How to complete this task:
Within the records that follow, find every line containing the string "label". Copy those lines.

Material for the task:
════════
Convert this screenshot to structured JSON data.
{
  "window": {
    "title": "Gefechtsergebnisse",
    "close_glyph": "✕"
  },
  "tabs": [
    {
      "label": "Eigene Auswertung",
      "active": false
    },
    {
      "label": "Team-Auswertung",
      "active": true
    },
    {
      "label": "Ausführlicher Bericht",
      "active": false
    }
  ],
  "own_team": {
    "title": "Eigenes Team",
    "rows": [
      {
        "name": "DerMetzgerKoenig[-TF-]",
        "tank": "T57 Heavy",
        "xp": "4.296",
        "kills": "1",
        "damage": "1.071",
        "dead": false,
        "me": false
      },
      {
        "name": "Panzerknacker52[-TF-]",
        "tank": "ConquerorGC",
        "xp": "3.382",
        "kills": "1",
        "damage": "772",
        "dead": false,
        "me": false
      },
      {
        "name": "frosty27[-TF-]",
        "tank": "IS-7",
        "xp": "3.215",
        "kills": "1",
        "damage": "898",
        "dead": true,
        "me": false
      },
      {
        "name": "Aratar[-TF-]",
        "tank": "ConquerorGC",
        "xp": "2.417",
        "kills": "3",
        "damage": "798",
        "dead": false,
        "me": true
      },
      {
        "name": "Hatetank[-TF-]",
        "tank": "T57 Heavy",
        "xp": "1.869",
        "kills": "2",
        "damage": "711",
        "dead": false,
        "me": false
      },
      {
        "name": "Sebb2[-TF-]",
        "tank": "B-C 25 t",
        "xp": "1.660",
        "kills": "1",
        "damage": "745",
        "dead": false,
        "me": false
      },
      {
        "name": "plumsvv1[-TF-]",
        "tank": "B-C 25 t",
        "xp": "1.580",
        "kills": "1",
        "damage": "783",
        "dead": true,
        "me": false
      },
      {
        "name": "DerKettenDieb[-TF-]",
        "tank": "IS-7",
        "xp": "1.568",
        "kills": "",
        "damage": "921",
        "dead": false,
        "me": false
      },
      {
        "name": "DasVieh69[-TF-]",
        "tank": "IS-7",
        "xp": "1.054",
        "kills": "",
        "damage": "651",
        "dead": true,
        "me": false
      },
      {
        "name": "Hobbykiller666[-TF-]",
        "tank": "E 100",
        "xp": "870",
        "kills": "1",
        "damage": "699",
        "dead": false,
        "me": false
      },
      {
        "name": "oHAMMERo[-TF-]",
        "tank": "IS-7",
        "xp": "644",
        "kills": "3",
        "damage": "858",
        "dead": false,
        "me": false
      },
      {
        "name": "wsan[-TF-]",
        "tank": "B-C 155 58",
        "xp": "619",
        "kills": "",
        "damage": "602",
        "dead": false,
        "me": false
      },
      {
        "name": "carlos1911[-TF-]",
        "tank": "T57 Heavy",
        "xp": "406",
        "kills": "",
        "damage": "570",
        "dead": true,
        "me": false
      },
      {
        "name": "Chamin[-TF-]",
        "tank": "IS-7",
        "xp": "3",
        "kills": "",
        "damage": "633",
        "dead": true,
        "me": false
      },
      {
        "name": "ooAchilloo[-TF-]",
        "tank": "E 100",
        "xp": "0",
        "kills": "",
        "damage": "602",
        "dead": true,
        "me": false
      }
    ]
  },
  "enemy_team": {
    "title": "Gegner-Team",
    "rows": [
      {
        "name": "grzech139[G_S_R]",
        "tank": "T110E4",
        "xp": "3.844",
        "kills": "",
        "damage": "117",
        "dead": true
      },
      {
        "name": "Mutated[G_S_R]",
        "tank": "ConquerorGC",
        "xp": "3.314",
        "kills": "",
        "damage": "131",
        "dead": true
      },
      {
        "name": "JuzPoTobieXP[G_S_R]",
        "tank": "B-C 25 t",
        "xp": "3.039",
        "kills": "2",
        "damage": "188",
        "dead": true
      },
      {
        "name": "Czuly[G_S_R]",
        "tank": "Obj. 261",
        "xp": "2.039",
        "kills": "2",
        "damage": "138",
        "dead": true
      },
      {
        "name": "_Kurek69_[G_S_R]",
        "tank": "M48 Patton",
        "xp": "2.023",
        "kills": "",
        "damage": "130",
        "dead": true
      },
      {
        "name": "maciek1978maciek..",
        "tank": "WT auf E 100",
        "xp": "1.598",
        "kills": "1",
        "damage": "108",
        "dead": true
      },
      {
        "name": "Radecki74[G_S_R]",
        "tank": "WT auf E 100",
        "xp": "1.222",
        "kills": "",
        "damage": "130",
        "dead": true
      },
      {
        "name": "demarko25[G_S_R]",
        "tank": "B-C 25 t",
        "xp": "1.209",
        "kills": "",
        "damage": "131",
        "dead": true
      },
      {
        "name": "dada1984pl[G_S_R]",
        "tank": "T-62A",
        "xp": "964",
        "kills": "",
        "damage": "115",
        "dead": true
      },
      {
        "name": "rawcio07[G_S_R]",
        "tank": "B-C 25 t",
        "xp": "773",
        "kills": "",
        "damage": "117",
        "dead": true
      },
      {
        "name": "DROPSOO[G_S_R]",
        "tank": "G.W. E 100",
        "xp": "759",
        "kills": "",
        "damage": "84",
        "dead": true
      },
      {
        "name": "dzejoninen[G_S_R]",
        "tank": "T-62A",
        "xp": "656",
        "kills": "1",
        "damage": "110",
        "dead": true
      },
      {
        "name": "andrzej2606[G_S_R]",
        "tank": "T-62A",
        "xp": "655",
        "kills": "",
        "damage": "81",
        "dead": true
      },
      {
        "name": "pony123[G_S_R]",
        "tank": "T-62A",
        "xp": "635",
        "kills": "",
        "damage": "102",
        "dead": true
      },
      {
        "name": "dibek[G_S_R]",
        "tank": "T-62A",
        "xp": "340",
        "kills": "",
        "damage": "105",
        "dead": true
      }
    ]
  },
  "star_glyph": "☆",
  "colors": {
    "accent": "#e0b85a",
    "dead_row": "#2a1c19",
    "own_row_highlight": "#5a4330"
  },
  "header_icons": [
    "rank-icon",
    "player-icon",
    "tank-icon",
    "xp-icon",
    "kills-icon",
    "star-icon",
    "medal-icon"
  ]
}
════════
Solution to this exercise:
      "label": "Eigene Auswertung",
      "label": "Team-Auswertung",
      "label": "Ausführlicher Bericht",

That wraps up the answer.